* DIRECTIVE: Rewrite the records from the beginning through the line containing "callout-range-to-waypoint-1: Range to", replacing "bounding box" with "enclosing rectangle" and keeping everything else the same.
◆ ◆ ◆ ◆ ◆ ◆ ◆
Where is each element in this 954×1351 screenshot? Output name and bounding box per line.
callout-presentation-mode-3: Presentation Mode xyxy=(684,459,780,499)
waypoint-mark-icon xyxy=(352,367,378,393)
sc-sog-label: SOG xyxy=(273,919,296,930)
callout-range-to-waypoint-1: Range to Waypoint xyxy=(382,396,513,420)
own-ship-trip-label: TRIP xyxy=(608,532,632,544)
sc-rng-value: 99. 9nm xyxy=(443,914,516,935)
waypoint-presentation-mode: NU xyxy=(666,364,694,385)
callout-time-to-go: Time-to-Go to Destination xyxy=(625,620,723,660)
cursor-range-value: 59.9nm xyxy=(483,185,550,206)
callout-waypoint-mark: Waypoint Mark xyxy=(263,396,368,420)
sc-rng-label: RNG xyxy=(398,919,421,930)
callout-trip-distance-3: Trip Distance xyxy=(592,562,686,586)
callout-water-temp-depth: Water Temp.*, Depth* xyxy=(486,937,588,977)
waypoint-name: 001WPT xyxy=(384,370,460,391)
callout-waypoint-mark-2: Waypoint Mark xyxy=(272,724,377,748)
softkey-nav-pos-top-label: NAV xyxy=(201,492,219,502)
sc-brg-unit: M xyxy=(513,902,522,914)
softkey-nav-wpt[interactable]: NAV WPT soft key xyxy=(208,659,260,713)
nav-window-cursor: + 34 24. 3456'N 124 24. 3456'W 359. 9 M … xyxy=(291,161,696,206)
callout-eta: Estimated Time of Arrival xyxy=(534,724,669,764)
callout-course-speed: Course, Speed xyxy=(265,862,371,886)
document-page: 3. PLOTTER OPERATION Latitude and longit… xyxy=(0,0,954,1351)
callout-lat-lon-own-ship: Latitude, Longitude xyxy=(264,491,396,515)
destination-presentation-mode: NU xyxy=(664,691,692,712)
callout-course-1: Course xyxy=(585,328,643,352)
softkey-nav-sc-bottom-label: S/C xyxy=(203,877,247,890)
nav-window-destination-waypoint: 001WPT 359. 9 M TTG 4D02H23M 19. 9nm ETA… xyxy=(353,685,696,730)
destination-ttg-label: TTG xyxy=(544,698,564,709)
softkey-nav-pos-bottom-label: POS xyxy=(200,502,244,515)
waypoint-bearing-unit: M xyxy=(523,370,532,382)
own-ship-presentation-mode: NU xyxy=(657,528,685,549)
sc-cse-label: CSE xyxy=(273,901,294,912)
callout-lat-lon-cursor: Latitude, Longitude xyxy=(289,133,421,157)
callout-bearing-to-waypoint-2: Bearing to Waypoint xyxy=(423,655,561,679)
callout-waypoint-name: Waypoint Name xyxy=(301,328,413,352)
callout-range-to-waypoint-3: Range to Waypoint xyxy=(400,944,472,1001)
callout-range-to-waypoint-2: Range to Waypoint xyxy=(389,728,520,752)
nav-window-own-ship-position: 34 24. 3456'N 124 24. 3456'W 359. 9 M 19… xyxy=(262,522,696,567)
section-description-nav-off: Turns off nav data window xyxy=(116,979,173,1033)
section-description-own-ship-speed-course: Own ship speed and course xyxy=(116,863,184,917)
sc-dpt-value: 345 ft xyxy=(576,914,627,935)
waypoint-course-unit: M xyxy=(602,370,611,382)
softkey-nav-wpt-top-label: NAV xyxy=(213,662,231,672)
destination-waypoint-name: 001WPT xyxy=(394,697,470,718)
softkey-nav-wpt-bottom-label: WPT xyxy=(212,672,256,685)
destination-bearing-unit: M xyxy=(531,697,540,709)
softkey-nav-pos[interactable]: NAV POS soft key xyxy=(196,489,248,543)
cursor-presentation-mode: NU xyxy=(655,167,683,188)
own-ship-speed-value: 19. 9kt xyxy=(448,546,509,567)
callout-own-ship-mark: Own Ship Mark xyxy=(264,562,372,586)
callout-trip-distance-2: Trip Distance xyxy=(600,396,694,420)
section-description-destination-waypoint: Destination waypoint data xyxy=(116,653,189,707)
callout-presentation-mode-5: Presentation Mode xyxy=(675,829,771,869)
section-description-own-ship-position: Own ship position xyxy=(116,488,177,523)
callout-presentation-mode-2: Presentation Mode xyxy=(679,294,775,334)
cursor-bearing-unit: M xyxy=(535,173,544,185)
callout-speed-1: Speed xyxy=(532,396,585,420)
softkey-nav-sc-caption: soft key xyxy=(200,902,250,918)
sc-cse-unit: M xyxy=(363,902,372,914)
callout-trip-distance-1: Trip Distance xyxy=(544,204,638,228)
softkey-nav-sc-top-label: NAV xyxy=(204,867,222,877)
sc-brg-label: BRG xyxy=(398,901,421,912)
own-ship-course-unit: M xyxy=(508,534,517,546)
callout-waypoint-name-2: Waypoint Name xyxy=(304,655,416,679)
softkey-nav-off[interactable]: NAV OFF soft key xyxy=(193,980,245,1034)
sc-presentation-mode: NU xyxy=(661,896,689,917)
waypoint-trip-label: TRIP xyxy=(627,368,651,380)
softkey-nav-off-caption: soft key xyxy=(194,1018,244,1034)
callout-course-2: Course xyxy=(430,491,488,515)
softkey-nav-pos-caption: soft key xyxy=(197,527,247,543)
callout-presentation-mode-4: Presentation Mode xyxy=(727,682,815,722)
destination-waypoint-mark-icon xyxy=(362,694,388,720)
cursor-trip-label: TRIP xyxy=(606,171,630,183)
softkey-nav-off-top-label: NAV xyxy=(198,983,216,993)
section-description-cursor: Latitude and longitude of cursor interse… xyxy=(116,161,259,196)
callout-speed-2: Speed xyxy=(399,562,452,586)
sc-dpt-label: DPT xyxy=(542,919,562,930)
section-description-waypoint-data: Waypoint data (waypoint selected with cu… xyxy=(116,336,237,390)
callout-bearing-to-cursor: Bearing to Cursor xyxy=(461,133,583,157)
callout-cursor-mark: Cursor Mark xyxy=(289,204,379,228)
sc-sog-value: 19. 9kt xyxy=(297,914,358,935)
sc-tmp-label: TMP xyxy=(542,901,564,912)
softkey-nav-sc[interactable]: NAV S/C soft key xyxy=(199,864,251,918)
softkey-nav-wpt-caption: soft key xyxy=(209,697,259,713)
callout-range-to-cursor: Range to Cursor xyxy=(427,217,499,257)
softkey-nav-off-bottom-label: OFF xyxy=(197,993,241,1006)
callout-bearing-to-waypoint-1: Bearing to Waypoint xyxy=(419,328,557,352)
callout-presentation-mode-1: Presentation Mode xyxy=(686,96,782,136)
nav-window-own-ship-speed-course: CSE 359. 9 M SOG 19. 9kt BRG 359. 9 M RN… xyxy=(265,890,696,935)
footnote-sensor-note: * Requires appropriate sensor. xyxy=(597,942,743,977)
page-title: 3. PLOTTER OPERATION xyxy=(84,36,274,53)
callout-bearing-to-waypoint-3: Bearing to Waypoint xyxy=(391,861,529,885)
◆ ◆ ◆ ◆ ◆ ◆ ◆
* WRITTEN RESPONSE:
Where is each element in this 954×1351 screenshot? Output name and enclosing rectangle per line.
callout-presentation-mode-3: Presentation Mode xyxy=(684,459,780,499)
waypoint-mark-icon xyxy=(352,367,378,393)
sc-sog-label: SOG xyxy=(273,919,296,930)
callout-range-to-waypoint-1: Range to Waypoint xyxy=(382,396,513,420)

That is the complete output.